Transcribe every entry word for word. Skip the pictures.

Entries from a visual dataset:
- - - - -

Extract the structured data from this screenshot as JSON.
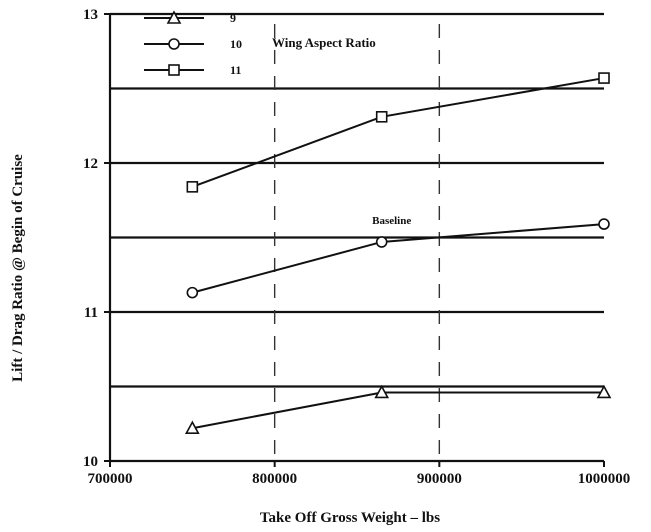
{
  "chart_data": {
    "type": "line",
    "title": "",
    "xlabel": "Take Off Gross Weight – lbs",
    "ylabel": "Lift / Drag Ratio @ Begin of Cruise",
    "xlim": [
      700000,
      1000000
    ],
    "ylim": [
      10,
      13
    ],
    "x_ticks": [
      "700000",
      "800000",
      "900000",
      "1000000"
    ],
    "y_ticks": [
      "10",
      "11",
      "12",
      "13"
    ],
    "legend_title": "Wing Aspect Ratio",
    "legend_position": "top-left",
    "grid": "horizontal",
    "series": [
      {
        "name": "9",
        "marker": "triangle",
        "x": [
          750000,
          865000,
          1000000
        ],
        "y": [
          10.22,
          10.46,
          10.46
        ]
      },
      {
        "name": "10",
        "marker": "circle",
        "x": [
          750000,
          865000,
          1000000
        ],
        "y": [
          11.13,
          11.47,
          11.59
        ]
      },
      {
        "name": "11",
        "marker": "square",
        "x": [
          750000,
          865000,
          1000000
        ],
        "y": [
          11.84,
          12.31,
          12.57
        ]
      }
    ],
    "annotations": [
      {
        "text": "Baseline",
        "x": 865000,
        "y": 11.55
      }
    ]
  }
}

- - - - -

### Response
Extract the structured data from this screenshot as JSON.
{
  "chart_data": {
    "type": "line",
    "title": "",
    "xlabel": "Take Off Gross Weight – lbs",
    "ylabel": "Lift / Drag Ratio @ Begin of Cruise",
    "xlim": [
      700000,
      1000000
    ],
    "ylim": [
      10,
      13
    ],
    "x_ticks": [
      "700000",
      "800000",
      "900000",
      "1000000"
    ],
    "y_ticks": [
      "10",
      "11",
      "12",
      "13"
    ],
    "legend_title": "Wing Aspect Ratio",
    "legend_position": "top-left",
    "grid": "horizontal",
    "series": [
      {
        "name": "9",
        "marker": "triangle",
        "x": [
          750000,
          865000,
          1000000
        ],
        "y": [
          10.22,
          10.46,
          10.46
        ]
      },
      {
        "name": "10",
        "marker": "circle",
        "x": [
          750000,
          865000,
          1000000
        ],
        "y": [
          11.13,
          11.47,
          11.59
        ]
      },
      {
        "name": "11",
        "marker": "square",
        "x": [
          750000,
          865000,
          1000000
        ],
        "y": [
          11.84,
          12.31,
          12.57
        ]
      }
    ],
    "annotations": [
      {
        "text": "Baseline",
        "x": 865000,
        "y": 11.55
      }
    ]
  }
}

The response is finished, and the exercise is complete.